::: GIVEN RECORDS

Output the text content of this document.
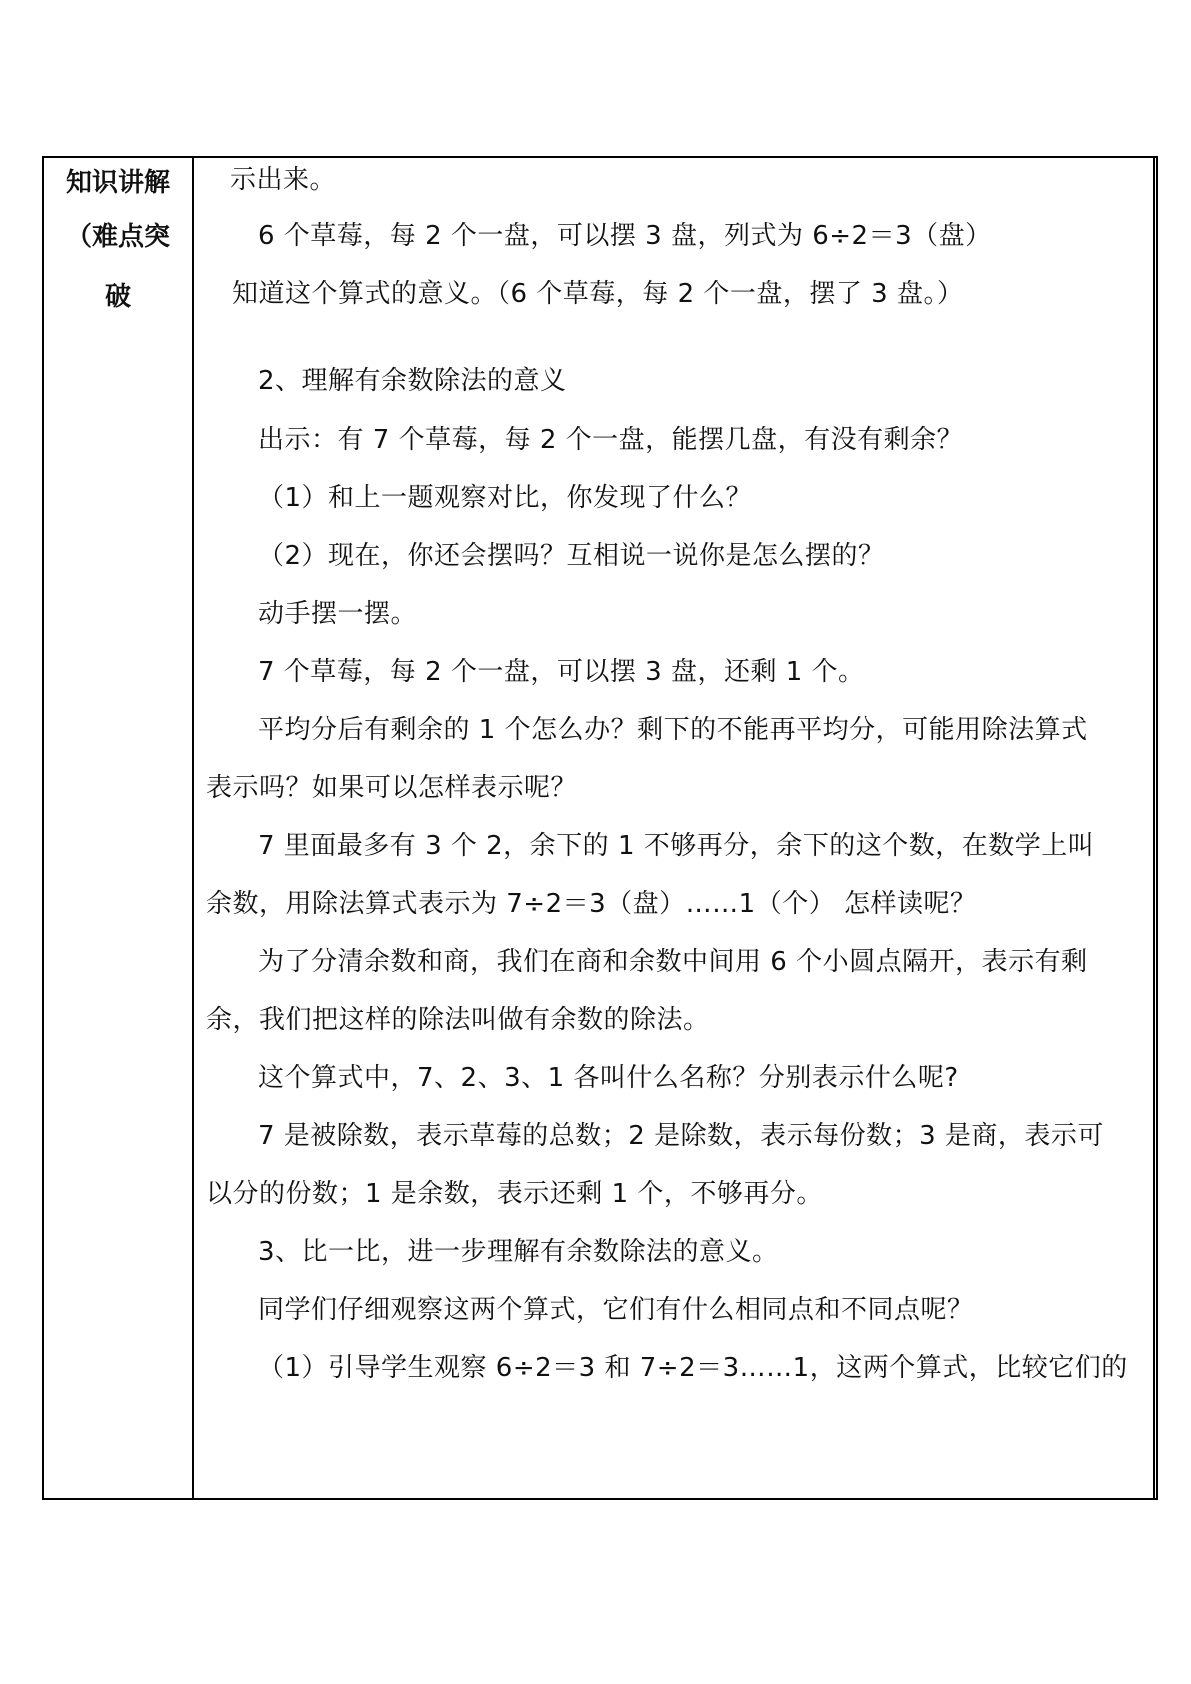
知识讲解
（难点突
破
示出来。
6 个草莓，每 2 个一盘，可以摆 3 盘，列式为 6÷2＝3（盘）
知道这个算式的意义。（6 个草莓，每 2 个一盘，摆了 3 盘。）
2、理解有余数除法的意义
出示：有 7 个草莓，每 2 个一盘，能摆几盘，有没有剩余？
（1）和上一题观察对比，你发现了什么？
（2）现在，你还会摆吗？互相说一说你是怎么摆的？
动手摆一摆。
7 个草莓，每 2 个一盘，可以摆 3 盘，还剩 1 个。
平均分后有剩余的 1 个怎么办？剩下的不能再平均分，可能用除法算式
表示吗？如果可以怎样表示呢？
7 里面最多有 3 个 2，余下的 1 不够再分，余下的这个数，在数学上叫
余数，用除法算式表示为 7÷2＝3（盘）……1（个） 怎样读呢？
为了分清余数和商，我们在商和余数中间用 6 个小圆点隔开，表示有剩
余，我们把这样的除法叫做有余数的除法。
这个算式中，7、2、3、1 各叫什么名称？分别表示什么呢?
7 是被除数，表示草莓的总数；2 是除数，表示每份数；3 是商，表示可
以分的份数；1 是余数，表示还剩 1 个，不够再分。
3、比一比，进一步理解有余数除法的意义。
同学们仔细观察这两个算式，它们有什么相同点和不同点呢？
（1）引导学生观察 6÷2＝3 和 7÷2＝3……1，这两个算式，比较它们的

::::::

- [SHORT TASK] Write out the records above exactly as they stand, leaving out every picture.

- [WRITTEN ANSWER]
Output the text content of this document.
知识讲解
（难点突
破
示出来。
6 个草莓，每 2 个一盘，可以摆 3 盘，列式为 6÷2＝3（盘）
知道这个算式的意义。（6 个草莓，每 2 个一盘，摆了 3 盘。）
2、理解有余数除法的意义
出示：有 7 个草莓，每 2 个一盘，能摆几盘，有没有剩余？
（1）和上一题观察对比，你发现了什么？
（2）现在，你还会摆吗？互相说一说你是怎么摆的？
动手摆一摆。
7 个草莓，每 2 个一盘，可以摆 3 盘，还剩 1 个。
平均分后有剩余的 1 个怎么办？剩下的不能再平均分，可能用除法算式
表示吗？如果可以怎样表示呢？
7 里面最多有 3 个 2，余下的 1 不够再分，余下的这个数，在数学上叫
余数，用除法算式表示为 7÷2＝3（盘）……1（个） 怎样读呢？
为了分清余数和商，我们在商和余数中间用 6 个小圆点隔开，表示有剩
余，我们把这样的除法叫做有余数的除法。
这个算式中，7、2、3、1 各叫什么名称？分别表示什么呢?
7 是被除数，表示草莓的总数；2 是除数，表示每份数；3 是商，表示可
以分的份数；1 是余数，表示还剩 1 个，不够再分。
3、比一比，进一步理解有余数除法的意义。
同学们仔细观察这两个算式，它们有什么相同点和不同点呢？
（1）引导学生观察 6÷2＝3 和 7÷2＝3……1，这两个算式，比较它们的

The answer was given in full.